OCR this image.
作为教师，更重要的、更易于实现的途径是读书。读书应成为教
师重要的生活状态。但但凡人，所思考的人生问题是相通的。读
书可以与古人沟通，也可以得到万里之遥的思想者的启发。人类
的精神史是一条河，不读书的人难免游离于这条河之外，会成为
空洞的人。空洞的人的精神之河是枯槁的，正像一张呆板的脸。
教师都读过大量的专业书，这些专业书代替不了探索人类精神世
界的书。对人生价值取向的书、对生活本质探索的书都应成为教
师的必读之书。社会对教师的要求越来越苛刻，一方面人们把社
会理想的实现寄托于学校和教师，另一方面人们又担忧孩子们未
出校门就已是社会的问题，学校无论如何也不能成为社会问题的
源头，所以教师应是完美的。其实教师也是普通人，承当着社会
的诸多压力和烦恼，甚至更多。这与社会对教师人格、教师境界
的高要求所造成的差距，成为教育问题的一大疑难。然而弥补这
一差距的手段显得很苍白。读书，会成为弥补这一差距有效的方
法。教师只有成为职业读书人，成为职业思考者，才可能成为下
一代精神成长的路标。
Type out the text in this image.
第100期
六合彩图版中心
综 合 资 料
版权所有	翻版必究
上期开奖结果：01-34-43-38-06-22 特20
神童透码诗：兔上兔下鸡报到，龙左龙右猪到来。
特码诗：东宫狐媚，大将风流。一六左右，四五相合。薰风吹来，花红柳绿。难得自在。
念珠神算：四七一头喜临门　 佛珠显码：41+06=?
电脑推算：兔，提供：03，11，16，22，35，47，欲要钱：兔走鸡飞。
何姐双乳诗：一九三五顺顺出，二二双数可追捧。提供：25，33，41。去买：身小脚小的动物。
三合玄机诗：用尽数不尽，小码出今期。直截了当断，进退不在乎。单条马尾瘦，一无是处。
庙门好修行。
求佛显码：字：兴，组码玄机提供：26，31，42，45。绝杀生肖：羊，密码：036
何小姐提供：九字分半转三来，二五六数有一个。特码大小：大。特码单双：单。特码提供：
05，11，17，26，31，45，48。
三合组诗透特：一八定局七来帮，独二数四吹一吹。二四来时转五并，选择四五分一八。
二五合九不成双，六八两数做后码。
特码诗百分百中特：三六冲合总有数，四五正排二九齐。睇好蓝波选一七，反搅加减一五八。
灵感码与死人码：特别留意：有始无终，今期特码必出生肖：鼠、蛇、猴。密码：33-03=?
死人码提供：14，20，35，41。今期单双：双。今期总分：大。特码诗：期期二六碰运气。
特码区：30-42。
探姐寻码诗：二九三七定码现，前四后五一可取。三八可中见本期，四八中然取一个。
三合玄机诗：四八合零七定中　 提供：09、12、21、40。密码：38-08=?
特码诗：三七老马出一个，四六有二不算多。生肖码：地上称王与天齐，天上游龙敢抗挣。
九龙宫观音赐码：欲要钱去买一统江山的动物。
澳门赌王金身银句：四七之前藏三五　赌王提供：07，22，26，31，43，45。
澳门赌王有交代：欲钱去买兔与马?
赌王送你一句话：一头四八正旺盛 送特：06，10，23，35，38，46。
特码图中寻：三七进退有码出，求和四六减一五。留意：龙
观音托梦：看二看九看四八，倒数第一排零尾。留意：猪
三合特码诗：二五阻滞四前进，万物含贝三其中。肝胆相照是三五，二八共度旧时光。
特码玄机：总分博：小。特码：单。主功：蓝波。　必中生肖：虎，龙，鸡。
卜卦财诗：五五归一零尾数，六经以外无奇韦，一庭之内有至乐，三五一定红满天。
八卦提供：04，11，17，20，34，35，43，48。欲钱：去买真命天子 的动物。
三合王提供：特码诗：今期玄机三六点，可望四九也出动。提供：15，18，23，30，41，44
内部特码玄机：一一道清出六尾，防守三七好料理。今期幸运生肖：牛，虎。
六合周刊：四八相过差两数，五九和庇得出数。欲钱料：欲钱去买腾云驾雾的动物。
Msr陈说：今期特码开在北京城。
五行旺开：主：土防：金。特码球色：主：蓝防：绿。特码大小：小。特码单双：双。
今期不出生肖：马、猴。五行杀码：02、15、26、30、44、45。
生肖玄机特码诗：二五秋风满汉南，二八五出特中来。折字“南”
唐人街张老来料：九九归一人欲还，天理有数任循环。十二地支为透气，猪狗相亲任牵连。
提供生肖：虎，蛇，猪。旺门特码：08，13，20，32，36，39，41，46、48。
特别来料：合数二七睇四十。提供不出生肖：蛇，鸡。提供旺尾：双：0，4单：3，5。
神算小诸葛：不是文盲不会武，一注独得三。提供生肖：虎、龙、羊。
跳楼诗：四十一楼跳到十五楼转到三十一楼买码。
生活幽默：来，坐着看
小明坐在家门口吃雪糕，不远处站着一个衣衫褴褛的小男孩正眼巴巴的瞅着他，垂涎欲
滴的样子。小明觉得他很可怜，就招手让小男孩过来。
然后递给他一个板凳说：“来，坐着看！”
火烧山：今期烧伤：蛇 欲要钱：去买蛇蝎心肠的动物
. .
------------------------
Aim of the task:
What is the number of lines in the records that contain "this"? Give that number only.

Correct output:
2